# Data provided:
start

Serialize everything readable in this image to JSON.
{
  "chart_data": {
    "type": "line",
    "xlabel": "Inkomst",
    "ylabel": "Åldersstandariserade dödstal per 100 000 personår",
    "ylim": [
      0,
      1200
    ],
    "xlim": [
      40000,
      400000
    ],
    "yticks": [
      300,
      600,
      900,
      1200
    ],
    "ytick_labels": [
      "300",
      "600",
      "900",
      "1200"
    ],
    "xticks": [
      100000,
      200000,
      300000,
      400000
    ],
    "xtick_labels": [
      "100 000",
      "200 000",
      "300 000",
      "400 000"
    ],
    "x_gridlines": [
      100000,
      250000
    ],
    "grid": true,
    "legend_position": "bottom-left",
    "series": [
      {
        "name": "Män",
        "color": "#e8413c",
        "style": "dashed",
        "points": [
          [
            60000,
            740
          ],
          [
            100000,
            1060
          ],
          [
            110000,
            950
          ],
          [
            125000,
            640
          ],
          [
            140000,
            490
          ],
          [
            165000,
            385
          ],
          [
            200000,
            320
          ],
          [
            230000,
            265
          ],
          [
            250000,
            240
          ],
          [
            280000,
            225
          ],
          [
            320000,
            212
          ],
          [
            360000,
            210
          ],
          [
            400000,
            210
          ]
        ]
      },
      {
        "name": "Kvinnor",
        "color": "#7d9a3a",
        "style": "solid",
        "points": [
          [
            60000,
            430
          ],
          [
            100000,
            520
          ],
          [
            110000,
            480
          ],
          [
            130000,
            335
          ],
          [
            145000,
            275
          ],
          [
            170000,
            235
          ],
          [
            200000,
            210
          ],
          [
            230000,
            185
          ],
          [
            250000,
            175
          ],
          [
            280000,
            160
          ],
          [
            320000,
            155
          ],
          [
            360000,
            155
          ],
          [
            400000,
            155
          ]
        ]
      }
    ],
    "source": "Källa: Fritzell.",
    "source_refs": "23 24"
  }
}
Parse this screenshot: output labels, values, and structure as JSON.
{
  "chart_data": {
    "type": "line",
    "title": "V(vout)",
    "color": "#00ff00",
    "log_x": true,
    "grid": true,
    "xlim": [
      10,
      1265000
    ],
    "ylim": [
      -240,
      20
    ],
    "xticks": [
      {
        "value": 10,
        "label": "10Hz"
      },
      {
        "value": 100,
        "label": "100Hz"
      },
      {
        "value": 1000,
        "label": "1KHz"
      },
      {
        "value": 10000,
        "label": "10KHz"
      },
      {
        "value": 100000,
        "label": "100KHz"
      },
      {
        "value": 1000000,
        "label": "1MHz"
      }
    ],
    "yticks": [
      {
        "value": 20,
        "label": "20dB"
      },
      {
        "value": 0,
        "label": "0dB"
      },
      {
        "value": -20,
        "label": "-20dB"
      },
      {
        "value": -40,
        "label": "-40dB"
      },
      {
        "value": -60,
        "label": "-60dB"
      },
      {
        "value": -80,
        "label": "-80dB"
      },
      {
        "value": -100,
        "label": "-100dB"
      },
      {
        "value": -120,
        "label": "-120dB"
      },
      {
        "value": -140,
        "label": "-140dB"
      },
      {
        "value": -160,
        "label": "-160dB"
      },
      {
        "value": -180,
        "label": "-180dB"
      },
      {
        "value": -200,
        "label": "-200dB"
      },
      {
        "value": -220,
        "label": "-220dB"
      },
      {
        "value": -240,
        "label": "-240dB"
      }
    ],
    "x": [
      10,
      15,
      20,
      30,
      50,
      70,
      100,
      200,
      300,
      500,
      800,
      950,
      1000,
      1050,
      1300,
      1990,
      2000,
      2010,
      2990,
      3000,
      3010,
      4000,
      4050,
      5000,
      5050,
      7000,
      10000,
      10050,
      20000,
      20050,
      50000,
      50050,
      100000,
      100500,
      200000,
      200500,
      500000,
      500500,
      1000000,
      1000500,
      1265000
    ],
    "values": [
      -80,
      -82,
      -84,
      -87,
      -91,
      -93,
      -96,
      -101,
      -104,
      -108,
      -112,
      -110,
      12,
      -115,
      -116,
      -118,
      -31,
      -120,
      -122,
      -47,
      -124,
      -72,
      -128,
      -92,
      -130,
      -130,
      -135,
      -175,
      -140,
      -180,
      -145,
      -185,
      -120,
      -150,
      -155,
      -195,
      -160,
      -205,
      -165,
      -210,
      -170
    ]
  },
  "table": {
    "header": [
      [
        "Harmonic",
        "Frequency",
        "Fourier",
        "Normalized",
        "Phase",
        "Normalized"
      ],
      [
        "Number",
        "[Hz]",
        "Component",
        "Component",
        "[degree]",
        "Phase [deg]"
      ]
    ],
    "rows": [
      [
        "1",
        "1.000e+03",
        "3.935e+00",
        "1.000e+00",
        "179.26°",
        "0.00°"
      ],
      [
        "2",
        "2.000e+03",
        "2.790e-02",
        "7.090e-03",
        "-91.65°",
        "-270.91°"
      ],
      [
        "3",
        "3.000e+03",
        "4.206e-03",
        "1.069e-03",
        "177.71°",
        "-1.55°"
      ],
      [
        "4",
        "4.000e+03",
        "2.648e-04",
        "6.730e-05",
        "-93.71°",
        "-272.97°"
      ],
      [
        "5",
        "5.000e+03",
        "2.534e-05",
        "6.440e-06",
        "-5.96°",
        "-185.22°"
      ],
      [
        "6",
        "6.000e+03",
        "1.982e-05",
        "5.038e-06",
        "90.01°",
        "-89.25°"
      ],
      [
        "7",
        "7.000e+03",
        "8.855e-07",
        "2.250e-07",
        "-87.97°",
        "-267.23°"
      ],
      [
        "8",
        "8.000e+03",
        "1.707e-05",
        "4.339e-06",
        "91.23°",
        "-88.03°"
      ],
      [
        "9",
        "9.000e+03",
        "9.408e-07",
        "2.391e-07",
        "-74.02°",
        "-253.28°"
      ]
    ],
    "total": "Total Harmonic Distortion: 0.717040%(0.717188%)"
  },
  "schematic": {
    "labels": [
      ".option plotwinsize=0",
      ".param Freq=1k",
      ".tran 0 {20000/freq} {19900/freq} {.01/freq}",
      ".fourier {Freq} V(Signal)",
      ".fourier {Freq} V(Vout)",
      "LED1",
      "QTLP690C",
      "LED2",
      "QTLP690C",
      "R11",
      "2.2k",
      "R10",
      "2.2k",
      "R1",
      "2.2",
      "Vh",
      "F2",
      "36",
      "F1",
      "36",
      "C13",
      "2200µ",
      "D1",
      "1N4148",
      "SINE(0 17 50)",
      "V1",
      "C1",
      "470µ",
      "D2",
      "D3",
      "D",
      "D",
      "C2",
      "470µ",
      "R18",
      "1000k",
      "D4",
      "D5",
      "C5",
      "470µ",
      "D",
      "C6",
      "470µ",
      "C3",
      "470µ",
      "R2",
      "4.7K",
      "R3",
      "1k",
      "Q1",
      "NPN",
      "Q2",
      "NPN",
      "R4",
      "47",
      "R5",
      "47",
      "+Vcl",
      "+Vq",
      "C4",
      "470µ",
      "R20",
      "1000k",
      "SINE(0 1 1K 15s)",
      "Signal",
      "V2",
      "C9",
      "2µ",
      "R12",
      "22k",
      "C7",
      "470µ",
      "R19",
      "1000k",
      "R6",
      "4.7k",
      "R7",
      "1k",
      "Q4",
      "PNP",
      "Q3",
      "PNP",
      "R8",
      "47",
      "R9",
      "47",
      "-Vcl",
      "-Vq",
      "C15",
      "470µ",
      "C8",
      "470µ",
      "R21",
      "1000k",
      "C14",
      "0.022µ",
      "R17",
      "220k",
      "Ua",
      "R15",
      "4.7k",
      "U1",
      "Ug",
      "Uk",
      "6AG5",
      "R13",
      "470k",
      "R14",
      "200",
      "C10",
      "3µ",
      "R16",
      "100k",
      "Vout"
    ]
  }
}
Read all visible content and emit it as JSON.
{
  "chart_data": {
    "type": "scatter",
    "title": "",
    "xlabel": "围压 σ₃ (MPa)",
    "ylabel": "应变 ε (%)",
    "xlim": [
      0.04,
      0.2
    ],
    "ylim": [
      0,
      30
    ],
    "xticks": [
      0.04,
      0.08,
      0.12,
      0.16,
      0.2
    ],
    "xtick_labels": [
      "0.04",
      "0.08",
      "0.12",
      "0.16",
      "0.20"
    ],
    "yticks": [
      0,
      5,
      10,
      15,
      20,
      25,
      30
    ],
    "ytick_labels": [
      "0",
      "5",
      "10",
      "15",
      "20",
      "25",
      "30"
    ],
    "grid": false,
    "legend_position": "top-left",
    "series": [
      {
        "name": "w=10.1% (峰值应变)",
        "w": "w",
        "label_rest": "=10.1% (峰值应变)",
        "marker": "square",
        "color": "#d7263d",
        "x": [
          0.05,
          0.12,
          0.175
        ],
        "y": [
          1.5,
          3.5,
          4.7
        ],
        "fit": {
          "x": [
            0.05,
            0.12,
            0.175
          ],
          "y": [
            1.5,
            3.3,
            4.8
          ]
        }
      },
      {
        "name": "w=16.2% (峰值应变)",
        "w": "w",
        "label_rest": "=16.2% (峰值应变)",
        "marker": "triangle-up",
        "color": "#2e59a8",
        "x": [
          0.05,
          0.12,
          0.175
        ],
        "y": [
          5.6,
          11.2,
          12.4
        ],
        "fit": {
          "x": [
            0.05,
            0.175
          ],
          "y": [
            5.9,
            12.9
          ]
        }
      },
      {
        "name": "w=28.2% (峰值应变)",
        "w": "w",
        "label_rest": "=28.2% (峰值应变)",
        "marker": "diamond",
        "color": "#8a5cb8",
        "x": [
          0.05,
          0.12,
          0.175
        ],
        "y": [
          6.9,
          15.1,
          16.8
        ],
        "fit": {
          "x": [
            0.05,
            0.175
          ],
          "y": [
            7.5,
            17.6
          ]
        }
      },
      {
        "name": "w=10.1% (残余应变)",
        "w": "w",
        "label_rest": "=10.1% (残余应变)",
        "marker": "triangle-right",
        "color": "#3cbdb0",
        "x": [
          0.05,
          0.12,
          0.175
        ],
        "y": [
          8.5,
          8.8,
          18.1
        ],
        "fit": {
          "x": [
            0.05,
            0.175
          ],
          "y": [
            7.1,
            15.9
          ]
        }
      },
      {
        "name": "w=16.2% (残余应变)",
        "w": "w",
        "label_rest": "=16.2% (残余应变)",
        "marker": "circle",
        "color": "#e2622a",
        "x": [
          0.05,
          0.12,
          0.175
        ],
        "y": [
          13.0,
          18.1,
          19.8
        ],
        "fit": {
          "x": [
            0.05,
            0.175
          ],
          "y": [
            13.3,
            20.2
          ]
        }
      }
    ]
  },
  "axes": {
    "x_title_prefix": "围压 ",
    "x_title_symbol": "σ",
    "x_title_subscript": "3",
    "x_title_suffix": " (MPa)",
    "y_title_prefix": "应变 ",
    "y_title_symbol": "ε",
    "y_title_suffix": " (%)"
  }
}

end

# Written instruction:
Filter the records down to the lines that contain the string "left", and copy those lines.

# Reply to the task:
    "legend_position": "bottom-left",
    "legend_position": "top-left",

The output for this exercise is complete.